Task:
Give again, word for word, only the lines from the one containing "Give me the" through the final line.
______________________________
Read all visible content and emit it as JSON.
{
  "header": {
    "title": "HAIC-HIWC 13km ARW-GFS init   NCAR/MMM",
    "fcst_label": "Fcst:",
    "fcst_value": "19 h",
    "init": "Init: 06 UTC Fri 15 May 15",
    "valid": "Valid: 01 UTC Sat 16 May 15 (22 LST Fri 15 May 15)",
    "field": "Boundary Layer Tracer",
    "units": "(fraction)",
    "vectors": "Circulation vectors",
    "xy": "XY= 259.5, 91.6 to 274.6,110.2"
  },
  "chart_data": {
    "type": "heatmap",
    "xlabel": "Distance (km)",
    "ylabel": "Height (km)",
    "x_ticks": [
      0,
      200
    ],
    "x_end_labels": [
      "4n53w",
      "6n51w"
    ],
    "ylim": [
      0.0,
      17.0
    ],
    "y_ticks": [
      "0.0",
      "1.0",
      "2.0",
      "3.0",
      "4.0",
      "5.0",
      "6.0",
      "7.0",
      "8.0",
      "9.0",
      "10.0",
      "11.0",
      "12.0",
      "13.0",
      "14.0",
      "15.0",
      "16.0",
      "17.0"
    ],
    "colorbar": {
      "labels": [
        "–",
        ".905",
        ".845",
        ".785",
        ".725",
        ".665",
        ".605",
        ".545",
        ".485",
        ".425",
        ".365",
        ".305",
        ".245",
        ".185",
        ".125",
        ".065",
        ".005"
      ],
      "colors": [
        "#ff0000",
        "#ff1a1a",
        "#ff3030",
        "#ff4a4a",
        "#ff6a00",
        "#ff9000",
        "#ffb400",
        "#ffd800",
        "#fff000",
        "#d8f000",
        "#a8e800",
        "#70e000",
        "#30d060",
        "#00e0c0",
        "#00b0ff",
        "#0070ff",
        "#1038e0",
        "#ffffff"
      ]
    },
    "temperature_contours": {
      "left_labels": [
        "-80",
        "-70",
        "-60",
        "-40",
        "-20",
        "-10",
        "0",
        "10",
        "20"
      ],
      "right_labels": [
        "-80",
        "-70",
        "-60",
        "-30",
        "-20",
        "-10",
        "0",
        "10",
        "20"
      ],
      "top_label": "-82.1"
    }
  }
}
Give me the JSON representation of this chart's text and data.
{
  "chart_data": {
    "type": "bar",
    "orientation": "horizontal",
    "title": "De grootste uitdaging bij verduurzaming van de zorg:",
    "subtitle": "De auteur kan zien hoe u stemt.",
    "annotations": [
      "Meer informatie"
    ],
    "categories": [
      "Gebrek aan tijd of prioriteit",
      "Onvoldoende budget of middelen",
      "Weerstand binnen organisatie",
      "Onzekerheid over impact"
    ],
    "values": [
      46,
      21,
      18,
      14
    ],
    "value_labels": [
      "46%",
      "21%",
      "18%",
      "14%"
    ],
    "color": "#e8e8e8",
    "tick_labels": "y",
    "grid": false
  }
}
______________________________
Output for this exercise:
Give me the JSON representation of this chart's text and data.
{
  "chart_data": {
    "type": "bar",
    "orientation": "horizontal",
    "title": "De grootste uitdaging bij verduurzaming van de zorg:",
    "subtitle": "De auteur kan zien hoe u stemt.",
    "annotations": [
      "Meer informatie"
    ],
    "categories": [
      "Gebrek aan tijd of prioriteit",
      "Onvoldoende budget of middelen",
      "Weerstand binnen organisatie",
      "Onzekerheid over impact"
    ],
    "values": [
      46,
      21,
      18,
      14
    ],
    "value_labels": [
      "46%",
      "21%",
      "18%",
      "14%"
    ],
    "color": "#e8e8e8",
    "tick_labels": "y",
    "grid": false
  }
}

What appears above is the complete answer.